[OBJECTIVE]
Pick out the lines below that include the string "City".

DATA EXCERPTS start

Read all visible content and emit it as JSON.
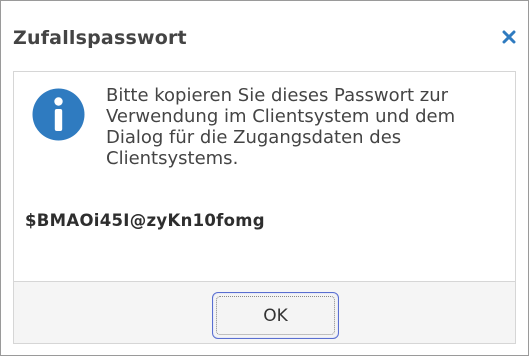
{
  "dialog": {
    "title": "Zufallspasswort",
    "close_icon": "close-icon",
    "info_icon": "info-icon",
    "message": "Bitte kopieren Sie dieses Passwort zur Verwendung im Clientsystem und dem Dialog für die Zugangsdaten des Clientsystems.",
    "password": "$BMAOi45I@zyKn10fomg",
    "ok_label": "OK"
  },
  "colors": {
    "accent": "#2f7bc0",
    "title_text": "#444444",
    "button_border": "#5a6fd0"
  }
}
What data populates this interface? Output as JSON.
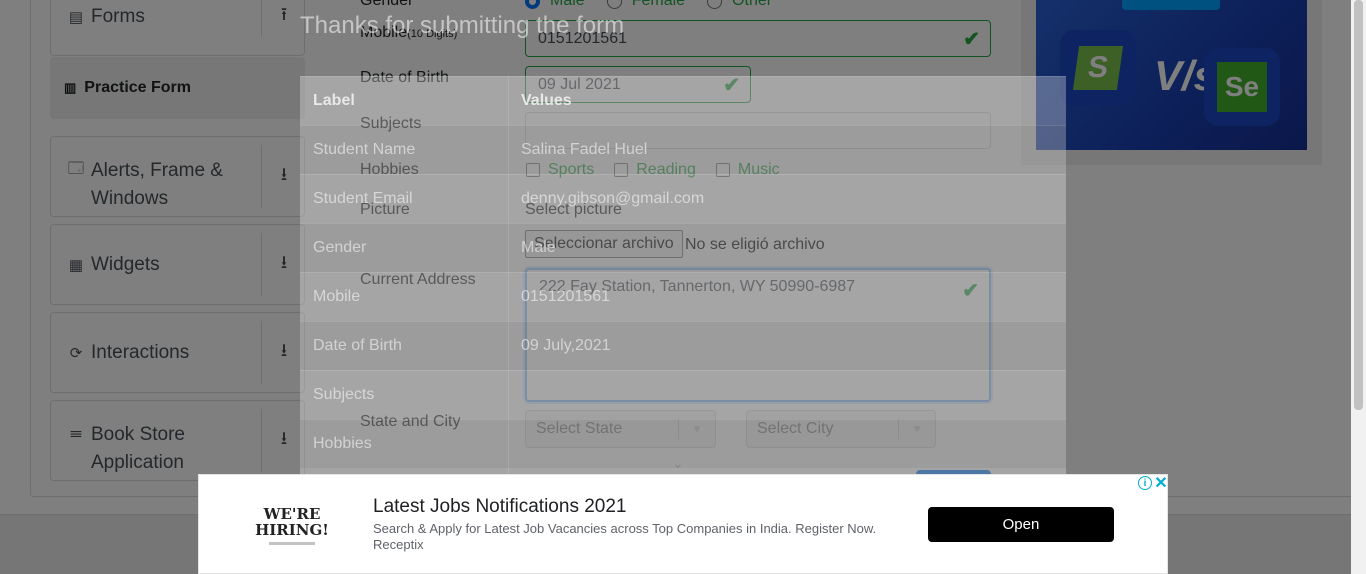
{
  "sidebar": {
    "groups": [
      {
        "label": "Forms",
        "icon": "document-icon",
        "arrow": "up-arrow-icon"
      },
      {
        "label": "Alerts, Frame & Windows",
        "icon": "window-icon",
        "arrow": "down-arrow-icon"
      },
      {
        "label": "Widgets",
        "icon": "widgets-icon",
        "arrow": "down-arrow-icon"
      },
      {
        "label": "Interactions",
        "icon": "interactions-icon",
        "arrow": "down-arrow-icon"
      },
      {
        "label": "Book Store Application",
        "icon": "books-icon",
        "arrow": "down-arrow-icon"
      }
    ],
    "sub_item": "Practice Form"
  },
  "form": {
    "gender_label": "Gender",
    "gender_options": [
      "Male",
      "Female",
      "Other"
    ],
    "mobile_label": "Mobile",
    "mobile_hint": "(10 Digits)",
    "mobile_value": "0151201561",
    "dob_label": "Date of Birth",
    "dob_value": "09 Jul 2021",
    "subjects_label": "Subjects",
    "hobbies_label": "Hobbies",
    "hobbies_options": [
      "Sports",
      "Reading",
      "Music"
    ],
    "picture_label": "Picture",
    "picture_prompt": "Select picture",
    "file_button": "Seleccionar archivo",
    "file_status": "No se eligió archivo",
    "address_label": "Current Address",
    "address_value": "222 Fay Station, Tannerton, WY 50990-6987",
    "state_city_label": "State and City",
    "state_placeholder": "Select State",
    "city_placeholder": "Select City"
  },
  "modal": {
    "title": "Thanks for submitting the form",
    "header": {
      "label": "Label",
      "value": "Values"
    },
    "rows": [
      {
        "label": "Student Name",
        "value": "Salina Fadel Huel"
      },
      {
        "label": "Student Email",
        "value": "denny.gibson@gmail.com"
      },
      {
        "label": "Gender",
        "value": "Male"
      },
      {
        "label": "Mobile",
        "value": "0151201561"
      },
      {
        "label": "Date of Birth",
        "value": "09 July,2021"
      },
      {
        "label": "Subjects",
        "value": ""
      },
      {
        "label": "Hobbies",
        "value": ""
      }
    ]
  },
  "ad": {
    "logo_text_1": "WE'RE",
    "logo_text_2": "HIRING!",
    "title": "Latest Jobs Notifications 2021",
    "description": "Search & Apply for Latest Job Vacancies across Top Companies in India. Register Now.",
    "advertiser": "Receptix",
    "button": "Open",
    "info_icon": "info-icon",
    "close_icon": "close-icon"
  },
  "promo": {
    "left_logo_letter": "S",
    "vs_text": "V/s",
    "right_logo_text": "Se"
  },
  "colors": {
    "success": "#28a745",
    "focus": "#80bdff",
    "ad_button": "#000000",
    "promo_bg": "#1a3fb0"
  }
}
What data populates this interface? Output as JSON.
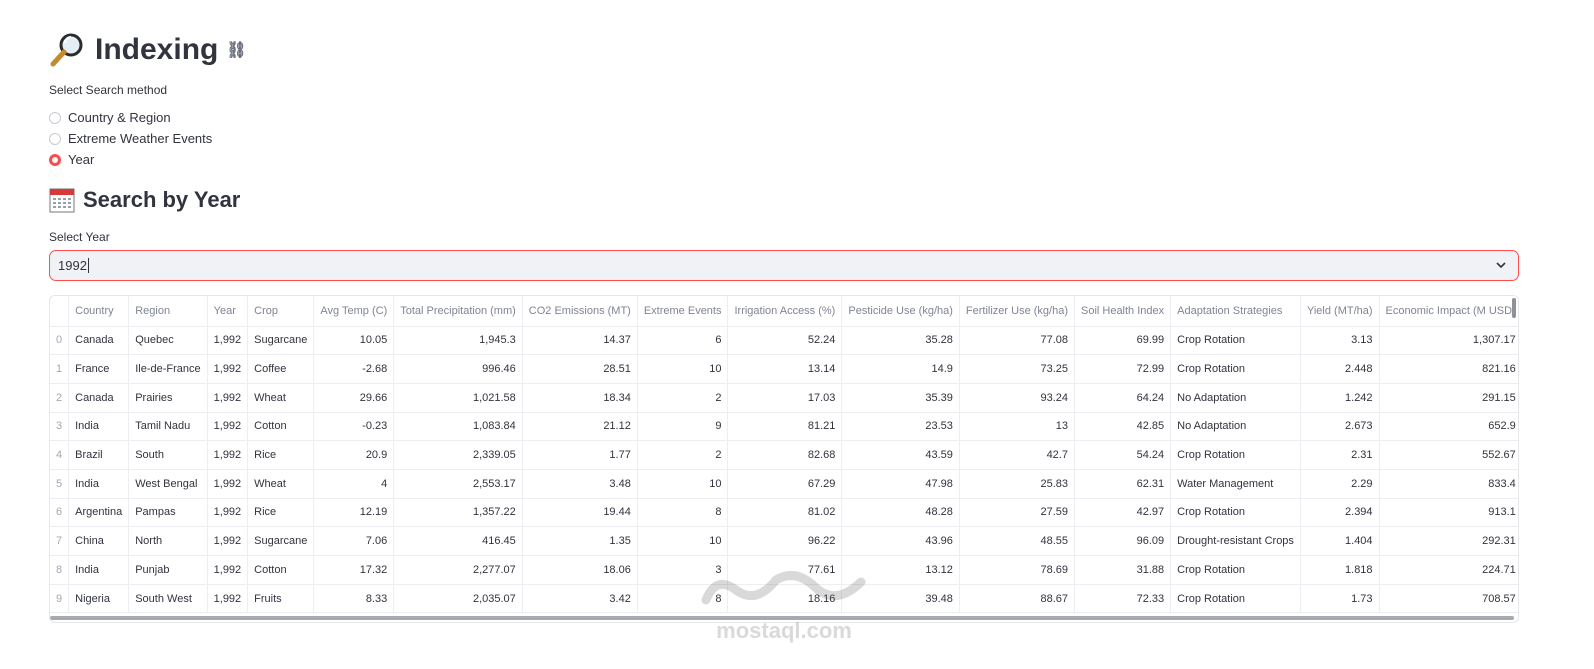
{
  "page": {
    "title": "Indexing"
  },
  "search": {
    "label": "Select Search method",
    "options": [
      "Country & Region",
      "Extreme Weather Events",
      "Year"
    ],
    "selected": "Year"
  },
  "section": {
    "title": "Search by Year",
    "select_label": "Select Year",
    "select_value": "1992"
  },
  "table": {
    "columns": [
      "",
      "Country",
      "Region",
      "Year",
      "Crop",
      "Avg Temp (C)",
      "Total Precipitation (mm)",
      "CO2 Emissions (MT)",
      "Extreme Events",
      "Irrigation Access (%)",
      "Pesticide Use (kg/ha)",
      "Fertilizer Use (kg/ha)",
      "Soil Health Index",
      "Adaptation Strategies",
      "Yield (MT/ha)",
      "Economic Impact (M USD)"
    ],
    "rows": [
      [
        "0",
        "Canada",
        "Quebec",
        "1,992",
        "Sugarcane",
        "10.05",
        "1,945.3",
        "14.37",
        "6",
        "52.24",
        "35.28",
        "77.08",
        "69.99",
        "Crop Rotation",
        "3.13",
        "1,307.17"
      ],
      [
        "1",
        "France",
        "Ile-de-France",
        "1,992",
        "Coffee",
        "-2.68",
        "996.46",
        "28.51",
        "10",
        "13.14",
        "14.9",
        "73.25",
        "72.99",
        "Crop Rotation",
        "2.448",
        "821.16"
      ],
      [
        "2",
        "Canada",
        "Prairies",
        "1,992",
        "Wheat",
        "29.66",
        "1,021.58",
        "18.34",
        "2",
        "17.03",
        "35.39",
        "93.24",
        "64.24",
        "No Adaptation",
        "1.242",
        "291.15"
      ],
      [
        "3",
        "India",
        "Tamil Nadu",
        "1,992",
        "Cotton",
        "-0.23",
        "1,083.84",
        "21.12",
        "9",
        "81.21",
        "23.53",
        "13",
        "42.85",
        "No Adaptation",
        "2.673",
        "652.9"
      ],
      [
        "4",
        "Brazil",
        "South",
        "1,992",
        "Rice",
        "20.9",
        "2,339.05",
        "1.77",
        "2",
        "82.68",
        "43.59",
        "42.7",
        "54.24",
        "Crop Rotation",
        "2.31",
        "552.67"
      ],
      [
        "5",
        "India",
        "West Bengal",
        "1,992",
        "Wheat",
        "4",
        "2,553.17",
        "3.48",
        "10",
        "67.29",
        "47.98",
        "25.83",
        "62.31",
        "Water Management",
        "2.29",
        "833.4"
      ],
      [
        "6",
        "Argentina",
        "Pampas",
        "1,992",
        "Rice",
        "12.19",
        "1,357.22",
        "19.44",
        "8",
        "81.02",
        "48.28",
        "27.59",
        "42.97",
        "Crop Rotation",
        "2.394",
        "913.1"
      ],
      [
        "7",
        "China",
        "North",
        "1,992",
        "Sugarcane",
        "7.06",
        "416.45",
        "1.35",
        "10",
        "96.22",
        "43.96",
        "48.55",
        "96.09",
        "Drought-resistant Crops",
        "1.404",
        "292.31"
      ],
      [
        "8",
        "India",
        "Punjab",
        "1,992",
        "Cotton",
        "17.32",
        "2,277.07",
        "18.06",
        "3",
        "77.61",
        "13.12",
        "78.69",
        "31.88",
        "Crop Rotation",
        "1.818",
        "224.71"
      ],
      [
        "9",
        "Nigeria",
        "South West",
        "1,992",
        "Fruits",
        "8.33",
        "2,035.07",
        "3.42",
        "8",
        "18.16",
        "39.48",
        "88.67",
        "72.33",
        "Crop Rotation",
        "1.73",
        "708.57"
      ]
    ]
  },
  "watermark": {
    "text": "mostaql.com"
  },
  "colors": {
    "accent": "#ff4b4b",
    "text": "#31333f",
    "muted": "#808495"
  }
}
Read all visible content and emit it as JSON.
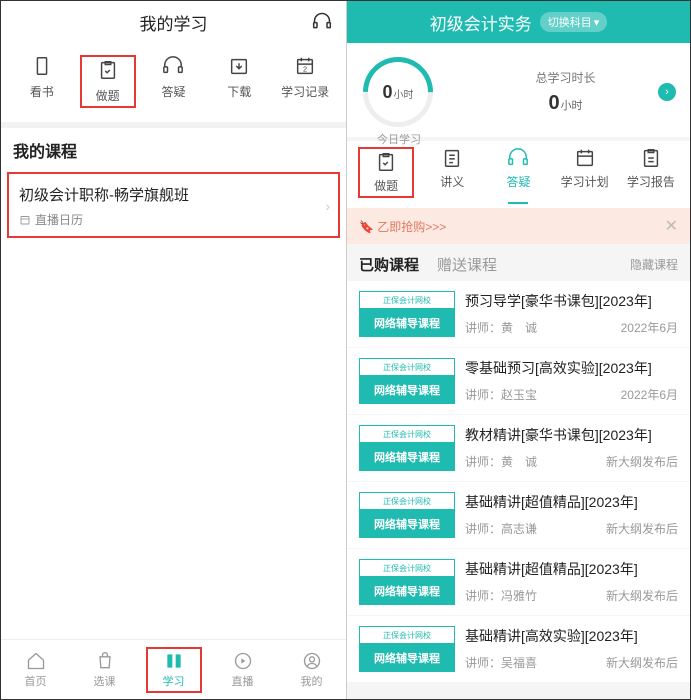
{
  "left": {
    "headerTitle": "我的学习",
    "topnav": [
      {
        "label": "看书"
      },
      {
        "label": "做题"
      },
      {
        "label": "答疑"
      },
      {
        "label": "下载"
      },
      {
        "label": "学习记录"
      }
    ],
    "sectionTitle": "我的课程",
    "course": {
      "title": "初级会计职称-畅学旗舰班",
      "sub": "直播日历"
    },
    "bottomnav": [
      {
        "label": "首页"
      },
      {
        "label": "选课"
      },
      {
        "label": "学习"
      },
      {
        "label": "直播"
      },
      {
        "label": "我的"
      }
    ]
  },
  "right": {
    "headerTitle": "初级会计实务",
    "switchLabel": "切换科目",
    "stats": {
      "todayNum": "0",
      "todayUnit": "小时",
      "todayLabel": "今日学习",
      "totalLabel": "总学习时长",
      "totalNum": "0",
      "totalUnit": "小时"
    },
    "tabs": [
      {
        "label": "做题"
      },
      {
        "label": "讲义"
      },
      {
        "label": "答疑"
      },
      {
        "label": "学习计划"
      },
      {
        "label": "学习报告"
      }
    ],
    "promo": "乙即抢购>>>",
    "ctabs": {
      "a": "已购课程",
      "b": "赠送课程",
      "hide": "隐藏课程"
    },
    "thumbTop": "正保会计网校",
    "thumbMain": "网络辅导课程",
    "courses": [
      {
        "title": "预习导学[豪华书课包][2023年]",
        "teacher": "讲师：黄　诚",
        "date": "2022年6月"
      },
      {
        "title": "零基础预习[高效实验][2023年]",
        "teacher": "讲师：赵玉宝",
        "date": "2022年6月"
      },
      {
        "title": "教材精讲[豪华书课包][2023年]",
        "teacher": "讲师：黄　诚",
        "date": "新大纲发布后"
      },
      {
        "title": "基础精讲[超值精品][2023年]",
        "teacher": "讲师：高志谦",
        "date": "新大纲发布后"
      },
      {
        "title": "基础精讲[超值精品][2023年]",
        "teacher": "讲师：冯雅竹",
        "date": "新大纲发布后"
      },
      {
        "title": "基础精讲[高效实验][2023年]",
        "teacher": "讲师：吴福喜",
        "date": "新大纲发布后"
      }
    ]
  }
}
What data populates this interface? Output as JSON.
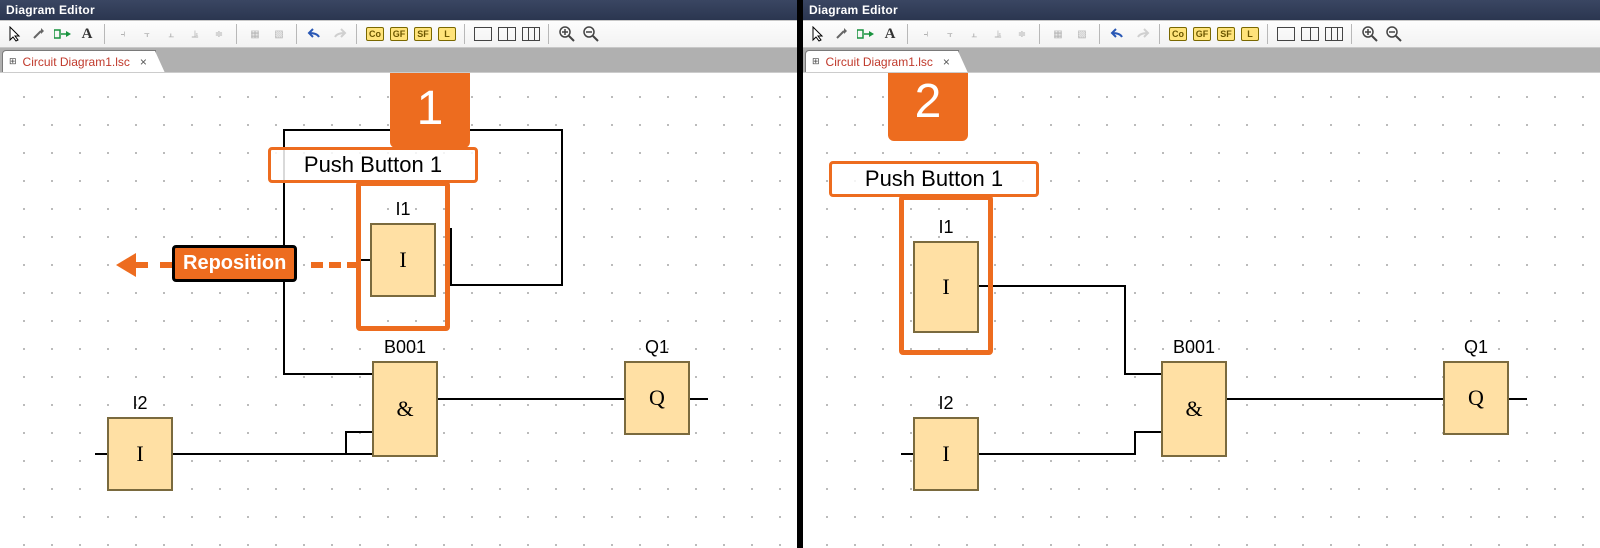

DATA EXCERPTS end

[COMPLETED EXERCISE]
    "state_city_label": "State and City",
    "city_placeholder": "Select City"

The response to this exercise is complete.